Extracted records
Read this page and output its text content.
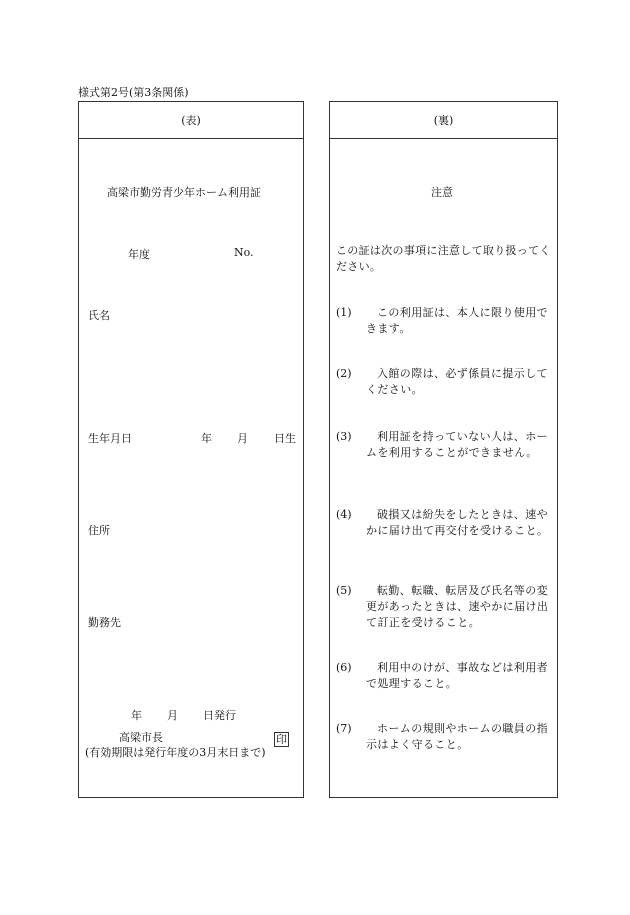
様式第2号(第3条関係)
(表)
高梁市勤労青少年ホーム利用証
年度	No.
氏名
生年月日	年 月 日生
住所
勤務先
年 月 日発行
高梁市長	印
(有効期限は発行年度の3月末日まで)
(裏)
注意
この証は次の事項に注意して取り扱ってください。
(1)	この利用証は、本人に限り使用できます。
(2)	入館の際は、必ず係員に提示してください。
(3)	利用証を持っていない人は、ホームを利用することができません。
(4)	破損又は紛失をしたときは、速やかに届け出て再交付を受けること。
(5)	転勤、転職、転居及び氏名等の変更があったときは、速やかに届け出て訂正を受けること。
(6)	利用中のけが、事故などは利用者で処理すること。
(7)	ホームの規則やホームの職員の指示はよく守ること。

» Required task
Except for the pictures, copy every line of the records above exactly.

» Solution to the exercise
Read this page and output its text content.
様式第2号(第3条関係)
(表)
高梁市勤労青少年ホーム利用証
年度	No.
氏名
生年月日	年 月 日生
住所
勤務先
年 月 日発行
高梁市長	印
(有効期限は発行年度の3月末日まで)
(裏)
注意
この証は次の事項に注意して取り扱ってください。
(1)	この利用証は、本人に限り使用できます。
(2)	入館の際は、必ず係員に提示してください。
(3)	利用証を持っていない人は、ホームを利用することができません。
(4)	破損又は紛失をしたときは、速やかに届け出て再交付を受けること。
(5)	転勤、転職、転居及び氏名等の変更があったときは、速やかに届け出て訂正を受けること。
(6)	利用中のけが、事故などは利用者で処理すること。
(7)	ホームの規則やホームの職員の指示はよく守ること。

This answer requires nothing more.